_Dataset_:

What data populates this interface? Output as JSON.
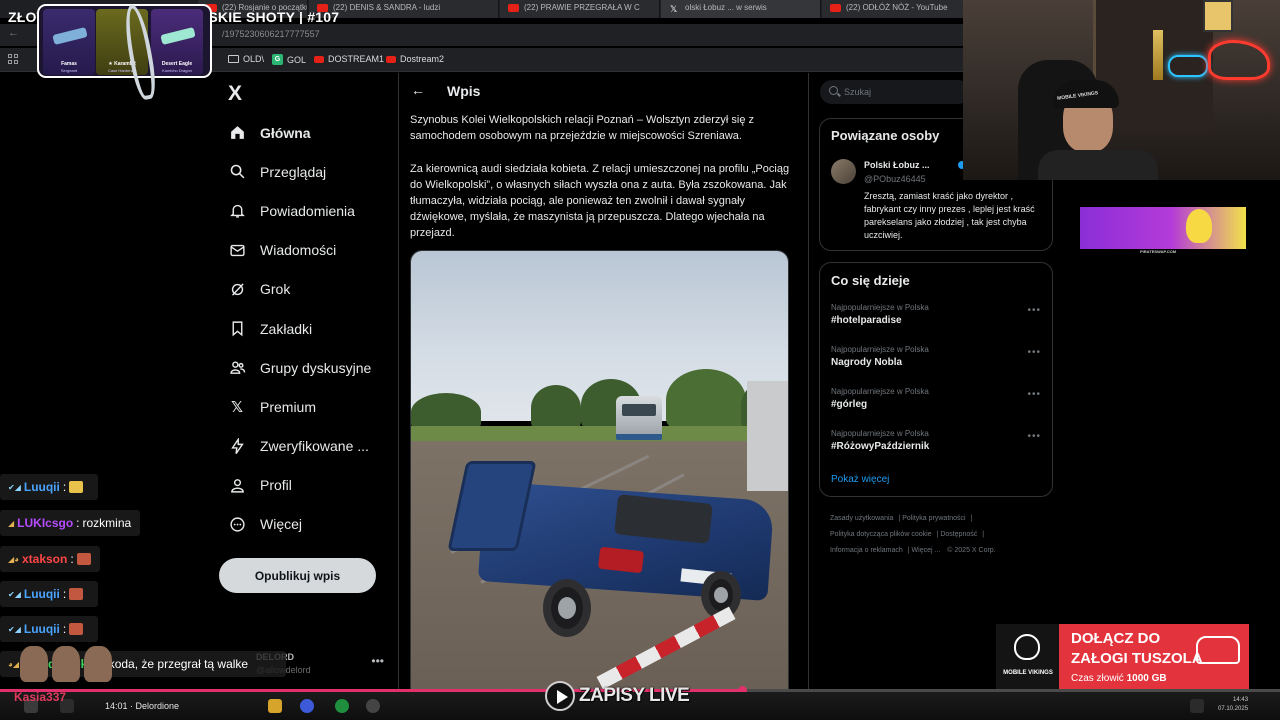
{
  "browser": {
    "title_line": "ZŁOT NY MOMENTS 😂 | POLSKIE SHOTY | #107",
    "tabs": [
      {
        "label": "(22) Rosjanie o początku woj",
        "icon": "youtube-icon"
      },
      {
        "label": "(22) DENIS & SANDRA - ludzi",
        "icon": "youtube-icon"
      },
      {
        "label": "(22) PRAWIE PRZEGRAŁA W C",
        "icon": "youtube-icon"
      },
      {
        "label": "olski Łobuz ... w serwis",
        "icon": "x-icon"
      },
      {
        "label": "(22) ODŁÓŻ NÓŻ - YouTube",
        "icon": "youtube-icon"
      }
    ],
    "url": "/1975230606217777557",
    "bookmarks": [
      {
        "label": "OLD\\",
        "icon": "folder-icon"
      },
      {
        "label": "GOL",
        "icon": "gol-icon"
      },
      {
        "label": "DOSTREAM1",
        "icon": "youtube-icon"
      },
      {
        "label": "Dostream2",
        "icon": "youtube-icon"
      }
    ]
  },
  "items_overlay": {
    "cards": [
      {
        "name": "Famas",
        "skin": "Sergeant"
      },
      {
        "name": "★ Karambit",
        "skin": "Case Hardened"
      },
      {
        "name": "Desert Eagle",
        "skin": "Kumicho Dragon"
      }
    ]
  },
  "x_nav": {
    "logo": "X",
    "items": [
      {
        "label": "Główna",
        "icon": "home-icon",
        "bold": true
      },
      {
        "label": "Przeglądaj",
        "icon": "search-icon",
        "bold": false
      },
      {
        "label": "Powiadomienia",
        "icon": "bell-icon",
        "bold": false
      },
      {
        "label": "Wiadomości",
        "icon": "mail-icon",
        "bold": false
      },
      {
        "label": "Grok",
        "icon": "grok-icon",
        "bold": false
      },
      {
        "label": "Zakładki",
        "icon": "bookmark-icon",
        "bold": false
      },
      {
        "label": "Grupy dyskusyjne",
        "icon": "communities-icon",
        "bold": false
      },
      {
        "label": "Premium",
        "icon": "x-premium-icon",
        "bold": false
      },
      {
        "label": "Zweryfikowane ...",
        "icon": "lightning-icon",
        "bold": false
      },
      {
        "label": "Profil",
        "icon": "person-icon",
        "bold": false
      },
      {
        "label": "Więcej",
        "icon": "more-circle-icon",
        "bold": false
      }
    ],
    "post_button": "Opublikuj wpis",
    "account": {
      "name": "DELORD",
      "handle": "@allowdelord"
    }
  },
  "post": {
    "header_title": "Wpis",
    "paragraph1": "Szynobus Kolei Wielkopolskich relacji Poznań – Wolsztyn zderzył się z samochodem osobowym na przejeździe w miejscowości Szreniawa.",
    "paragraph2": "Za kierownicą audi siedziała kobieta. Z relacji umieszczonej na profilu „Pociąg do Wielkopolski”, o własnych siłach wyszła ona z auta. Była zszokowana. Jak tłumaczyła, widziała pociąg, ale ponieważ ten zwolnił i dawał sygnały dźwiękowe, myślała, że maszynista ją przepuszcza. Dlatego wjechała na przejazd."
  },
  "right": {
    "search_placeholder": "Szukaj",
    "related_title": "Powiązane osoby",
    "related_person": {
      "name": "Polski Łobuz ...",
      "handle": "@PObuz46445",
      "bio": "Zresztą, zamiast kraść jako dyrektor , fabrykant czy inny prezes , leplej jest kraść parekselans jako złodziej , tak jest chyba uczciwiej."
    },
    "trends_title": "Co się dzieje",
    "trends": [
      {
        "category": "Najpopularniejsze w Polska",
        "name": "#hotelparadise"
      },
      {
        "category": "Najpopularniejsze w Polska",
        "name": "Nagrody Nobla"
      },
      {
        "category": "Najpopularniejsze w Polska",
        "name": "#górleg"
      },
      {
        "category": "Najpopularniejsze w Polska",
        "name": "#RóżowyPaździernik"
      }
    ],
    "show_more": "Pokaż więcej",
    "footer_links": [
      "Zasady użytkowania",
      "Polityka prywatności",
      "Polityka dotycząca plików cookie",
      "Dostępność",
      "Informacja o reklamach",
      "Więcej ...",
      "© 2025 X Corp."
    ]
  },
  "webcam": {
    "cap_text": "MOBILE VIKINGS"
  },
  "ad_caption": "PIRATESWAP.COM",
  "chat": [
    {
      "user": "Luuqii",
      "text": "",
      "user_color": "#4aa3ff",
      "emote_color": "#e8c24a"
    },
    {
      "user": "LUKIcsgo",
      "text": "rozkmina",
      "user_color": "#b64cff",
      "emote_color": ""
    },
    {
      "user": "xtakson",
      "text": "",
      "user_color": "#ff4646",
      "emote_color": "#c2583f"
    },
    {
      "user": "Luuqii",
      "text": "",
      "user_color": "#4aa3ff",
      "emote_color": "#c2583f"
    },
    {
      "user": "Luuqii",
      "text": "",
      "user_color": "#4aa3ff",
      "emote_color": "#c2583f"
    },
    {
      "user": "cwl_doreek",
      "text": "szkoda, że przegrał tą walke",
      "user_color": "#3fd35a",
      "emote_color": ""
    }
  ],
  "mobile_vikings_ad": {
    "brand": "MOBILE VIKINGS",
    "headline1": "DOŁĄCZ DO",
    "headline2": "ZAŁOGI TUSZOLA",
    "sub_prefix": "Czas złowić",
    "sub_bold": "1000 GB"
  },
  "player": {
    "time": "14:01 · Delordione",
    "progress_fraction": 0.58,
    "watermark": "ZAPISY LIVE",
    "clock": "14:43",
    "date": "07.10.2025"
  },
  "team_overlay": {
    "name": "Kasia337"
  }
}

_Written request_:
Ignore the images and quote every line of the listing exactly.

_Full answer_:
What data populates this interface? Output as JSON.
{
  "browser": {
    "title_line": "ZŁOT NY MOMENTS 😂 | POLSKIE SHOTY | #107",
    "tabs": [
      {
        "label": "(22) Rosjanie o początku woj",
        "icon": "youtube-icon"
      },
      {
        "label": "(22) DENIS & SANDRA - ludzi",
        "icon": "youtube-icon"
      },
      {
        "label": "(22) PRAWIE PRZEGRAŁA W C",
        "icon": "youtube-icon"
      },
      {
        "label": "olski Łobuz ... w serwis",
        "icon": "x-icon"
      },
      {
        "label": "(22) ODŁÓŻ NÓŻ - YouTube",
        "icon": "youtube-icon"
      }
    ],
    "url": "/1975230606217777557",
    "bookmarks": [
      {
        "label": "OLD\\",
        "icon": "folder-icon"
      },
      {
        "label": "GOL",
        "icon": "gol-icon"
      },
      {
        "label": "DOSTREAM1",
        "icon": "youtube-icon"
      },
      {
        "label": "Dostream2",
        "icon": "youtube-icon"
      }
    ]
  },
  "items_overlay": {
    "cards": [
      {
        "name": "Famas",
        "skin": "Sergeant"
      },
      {
        "name": "★ Karambit",
        "skin": "Case Hardened"
      },
      {
        "name": "Desert Eagle",
        "skin": "Kumicho Dragon"
      }
    ]
  },
  "x_nav": {
    "logo": "X",
    "items": [
      {
        "label": "Główna",
        "icon": "home-icon",
        "bold": true
      },
      {
        "label": "Przeglądaj",
        "icon": "search-icon",
        "bold": false
      },
      {
        "label": "Powiadomienia",
        "icon": "bell-icon",
        "bold": false
      },
      {
        "label": "Wiadomości",
        "icon": "mail-icon",
        "bold": false
      },
      {
        "label": "Grok",
        "icon": "grok-icon",
        "bold": false
      },
      {
        "label": "Zakładki",
        "icon": "bookmark-icon",
        "bold": false
      },
      {
        "label": "Grupy dyskusyjne",
        "icon": "communities-icon",
        "bold": false
      },
      {
        "label": "Premium",
        "icon": "x-premium-icon",
        "bold": false
      },
      {
        "label": "Zweryfikowane ...",
        "icon": "lightning-icon",
        "bold": false
      },
      {
        "label": "Profil",
        "icon": "person-icon",
        "bold": false
      },
      {
        "label": "Więcej",
        "icon": "more-circle-icon",
        "bold": false
      }
    ],
    "post_button": "Opublikuj wpis",
    "account": {
      "name": "DELORD",
      "handle": "@allowdelord"
    }
  },
  "post": {
    "header_title": "Wpis",
    "paragraph1": "Szynobus Kolei Wielkopolskich relacji Poznań – Wolsztyn zderzył się z samochodem osobowym na przejeździe w miejscowości Szreniawa.",
    "paragraph2": "Za kierownicą audi siedziała kobieta. Z relacji umieszczonej na profilu „Pociąg do Wielkopolski”, o własnych siłach wyszła ona z auta. Była zszokowana. Jak tłumaczyła, widziała pociąg, ale ponieważ ten zwolnił i dawał sygnały dźwiękowe, myślała, że maszynista ją przepuszcza. Dlatego wjechała na przejazd."
  },
  "right": {
    "search_placeholder": "Szukaj",
    "related_title": "Powiązane osoby",
    "related_person": {
      "name": "Polski Łobuz ...",
      "handle": "@PObuz46445",
      "bio": "Zresztą, zamiast kraść jako dyrektor , fabrykant czy inny prezes , leplej jest kraść parekselans jako złodziej , tak jest chyba uczciwiej."
    },
    "trends_title": "Co się dzieje",
    "trends": [
      {
        "category": "Najpopularniejsze w Polska",
        "name": "#hotelparadise"
      },
      {
        "category": "Najpopularniejsze w Polska",
        "name": "Nagrody Nobla"
      },
      {
        "category": "Najpopularniejsze w Polska",
        "name": "#górleg"
      },
      {
        "category": "Najpopularniejsze w Polska",
        "name": "#RóżowyPaździernik"
      }
    ],
    "show_more": "Pokaż więcej",
    "footer_links": [
      "Zasady użytkowania",
      "Polityka prywatności",
      "Polityka dotycząca plików cookie",
      "Dostępność",
      "Informacja o reklamach",
      "Więcej ...",
      "© 2025 X Corp."
    ]
  },
  "webcam": {
    "cap_text": "MOBILE VIKINGS"
  },
  "ad_caption": "PIRATESWAP.COM",
  "chat": [
    {
      "user": "Luuqii",
      "text": "",
      "user_color": "#4aa3ff",
      "emote_color": "#e8c24a"
    },
    {
      "user": "LUKIcsgo",
      "text": "rozkmina",
      "user_color": "#b64cff",
      "emote_color": ""
    },
    {
      "user": "xtakson",
      "text": "",
      "user_color": "#ff4646",
      "emote_color": "#c2583f"
    },
    {
      "user": "Luuqii",
      "text": "",
      "user_color": "#4aa3ff",
      "emote_color": "#c2583f"
    },
    {
      "user": "Luuqii",
      "text": "",
      "user_color": "#4aa3ff",
      "emote_color": "#c2583f"
    },
    {
      "user": "cwl_doreek",
      "text": "szkoda, że przegrał tą walke",
      "user_color": "#3fd35a",
      "emote_color": ""
    }
  ],
  "mobile_vikings_ad": {
    "brand": "MOBILE VIKINGS",
    "headline1": "DOŁĄCZ DO",
    "headline2": "ZAŁOGI TUSZOLA",
    "sub_prefix": "Czas złowić",
    "sub_bold": "1000 GB"
  },
  "player": {
    "time": "14:01 · Delordione",
    "progress_fraction": 0.58,
    "watermark": "ZAPISY LIVE",
    "clock": "14:43",
    "date": "07.10.2025"
  },
  "team_overlay": {
    "name": "Kasia337"
  }
}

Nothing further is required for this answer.